■ WHAT THE TASK ASKS ■
Give every entry again, unchanged, and leave its images out.

--- Begin RECORDS FOR THIS TASK ---

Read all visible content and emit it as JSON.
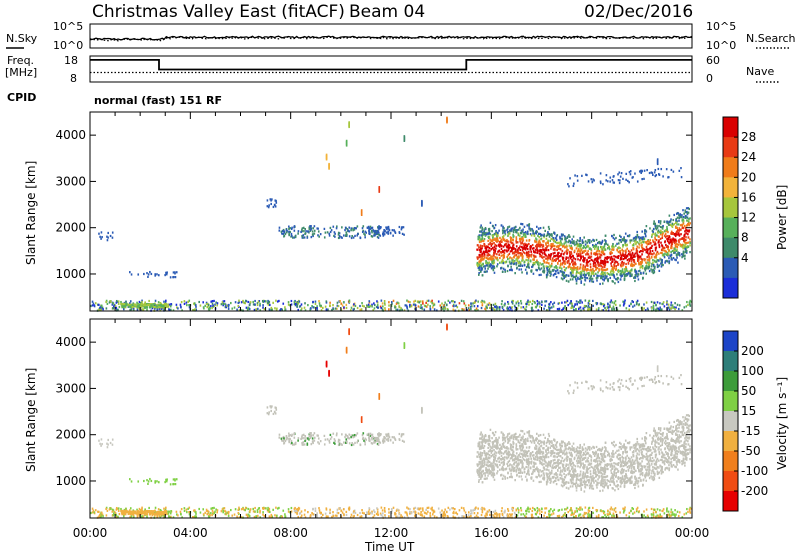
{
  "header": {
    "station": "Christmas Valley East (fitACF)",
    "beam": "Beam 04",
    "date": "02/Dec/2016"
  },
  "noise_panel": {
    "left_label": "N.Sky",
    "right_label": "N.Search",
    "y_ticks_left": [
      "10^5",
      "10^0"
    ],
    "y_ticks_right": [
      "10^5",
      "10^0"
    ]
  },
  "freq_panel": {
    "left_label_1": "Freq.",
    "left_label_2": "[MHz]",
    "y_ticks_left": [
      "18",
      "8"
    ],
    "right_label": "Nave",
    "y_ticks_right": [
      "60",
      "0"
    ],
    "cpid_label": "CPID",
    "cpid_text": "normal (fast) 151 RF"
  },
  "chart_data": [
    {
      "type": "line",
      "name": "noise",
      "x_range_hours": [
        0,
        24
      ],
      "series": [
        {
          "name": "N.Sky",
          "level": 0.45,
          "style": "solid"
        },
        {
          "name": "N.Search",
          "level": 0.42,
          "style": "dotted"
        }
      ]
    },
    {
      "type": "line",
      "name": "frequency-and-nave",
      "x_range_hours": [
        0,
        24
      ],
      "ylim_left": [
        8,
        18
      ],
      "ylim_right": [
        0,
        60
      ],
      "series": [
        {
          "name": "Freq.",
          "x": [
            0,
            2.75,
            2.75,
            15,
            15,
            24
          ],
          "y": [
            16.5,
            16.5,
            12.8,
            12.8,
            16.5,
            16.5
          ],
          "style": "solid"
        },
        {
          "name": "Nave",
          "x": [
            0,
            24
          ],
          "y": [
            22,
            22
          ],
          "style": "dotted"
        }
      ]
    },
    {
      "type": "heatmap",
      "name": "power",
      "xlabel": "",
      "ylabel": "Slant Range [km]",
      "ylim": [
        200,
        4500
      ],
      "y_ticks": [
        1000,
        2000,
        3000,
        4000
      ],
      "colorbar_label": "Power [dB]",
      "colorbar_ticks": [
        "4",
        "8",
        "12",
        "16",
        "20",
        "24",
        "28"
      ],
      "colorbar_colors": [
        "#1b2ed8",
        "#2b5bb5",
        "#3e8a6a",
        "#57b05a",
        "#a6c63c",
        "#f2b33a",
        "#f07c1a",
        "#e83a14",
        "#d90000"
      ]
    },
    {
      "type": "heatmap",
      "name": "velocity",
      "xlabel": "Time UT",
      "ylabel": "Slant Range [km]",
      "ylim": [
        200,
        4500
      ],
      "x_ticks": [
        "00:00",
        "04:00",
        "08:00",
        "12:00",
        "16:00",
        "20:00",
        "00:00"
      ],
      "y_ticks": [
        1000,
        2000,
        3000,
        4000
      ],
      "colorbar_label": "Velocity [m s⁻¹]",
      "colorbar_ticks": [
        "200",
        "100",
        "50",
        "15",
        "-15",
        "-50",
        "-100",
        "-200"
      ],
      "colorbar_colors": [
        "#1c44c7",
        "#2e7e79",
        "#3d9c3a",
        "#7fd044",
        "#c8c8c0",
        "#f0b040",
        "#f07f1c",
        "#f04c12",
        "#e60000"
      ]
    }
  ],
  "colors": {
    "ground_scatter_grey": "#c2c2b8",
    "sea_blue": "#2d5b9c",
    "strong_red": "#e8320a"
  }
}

--- End RECORDS FOR THIS TASK ---

■ THE RESULT ■
Read all visible content and emit it as JSON.
{
  "header": {
    "station": "Christmas Valley East (fitACF)",
    "beam": "Beam 04",
    "date": "02/Dec/2016"
  },
  "noise_panel": {
    "left_label": "N.Sky",
    "right_label": "N.Search",
    "y_ticks_left": [
      "10^5",
      "10^0"
    ],
    "y_ticks_right": [
      "10^5",
      "10^0"
    ]
  },
  "freq_panel": {
    "left_label_1": "Freq.",
    "left_label_2": "[MHz]",
    "y_ticks_left": [
      "18",
      "8"
    ],
    "right_label": "Nave",
    "y_ticks_right": [
      "60",
      "0"
    ],
    "cpid_label": "CPID",
    "cpid_text": "normal (fast) 151 RF"
  },
  "chart_data": [
    {
      "type": "line",
      "name": "noise",
      "x_range_hours": [
        0,
        24
      ],
      "series": [
        {
          "name": "N.Sky",
          "level": 0.45,
          "style": "solid"
        },
        {
          "name": "N.Search",
          "level": 0.42,
          "style": "dotted"
        }
      ]
    },
    {
      "type": "line",
      "name": "frequency-and-nave",
      "x_range_hours": [
        0,
        24
      ],
      "ylim_left": [
        8,
        18
      ],
      "ylim_right": [
        0,
        60
      ],
      "series": [
        {
          "name": "Freq.",
          "x": [
            0,
            2.75,
            2.75,
            15,
            15,
            24
          ],
          "y": [
            16.5,
            16.5,
            12.8,
            12.8,
            16.5,
            16.5
          ],
          "style": "solid"
        },
        {
          "name": "Nave",
          "x": [
            0,
            24
          ],
          "y": [
            22,
            22
          ],
          "style": "dotted"
        }
      ]
    },
    {
      "type": "heatmap",
      "name": "power",
      "xlabel": "",
      "ylabel": "Slant Range [km]",
      "ylim": [
        200,
        4500
      ],
      "y_ticks": [
        1000,
        2000,
        3000,
        4000
      ],
      "colorbar_label": "Power [dB]",
      "colorbar_ticks": [
        "4",
        "8",
        "12",
        "16",
        "20",
        "24",
        "28"
      ],
      "colorbar_colors": [
        "#1b2ed8",
        "#2b5bb5",
        "#3e8a6a",
        "#57b05a",
        "#a6c63c",
        "#f2b33a",
        "#f07c1a",
        "#e83a14",
        "#d90000"
      ]
    },
    {
      "type": "heatmap",
      "name": "velocity",
      "xlabel": "Time UT",
      "ylabel": "Slant Range [km]",
      "ylim": [
        200,
        4500
      ],
      "x_ticks": [
        "00:00",
        "04:00",
        "08:00",
        "12:00",
        "16:00",
        "20:00",
        "00:00"
      ],
      "y_ticks": [
        1000,
        2000,
        3000,
        4000
      ],
      "colorbar_label": "Velocity [m s⁻¹]",
      "colorbar_ticks": [
        "200",
        "100",
        "50",
        "15",
        "-15",
        "-50",
        "-100",
        "-200"
      ],
      "colorbar_colors": [
        "#1c44c7",
        "#2e7e79",
        "#3d9c3a",
        "#7fd044",
        "#c8c8c0",
        "#f0b040",
        "#f07f1c",
        "#f04c12",
        "#e60000"
      ]
    }
  ],
  "colors": {
    "ground_scatter_grey": "#c2c2b8",
    "sea_blue": "#2d5b9c",
    "strong_red": "#e8320a"
  }
}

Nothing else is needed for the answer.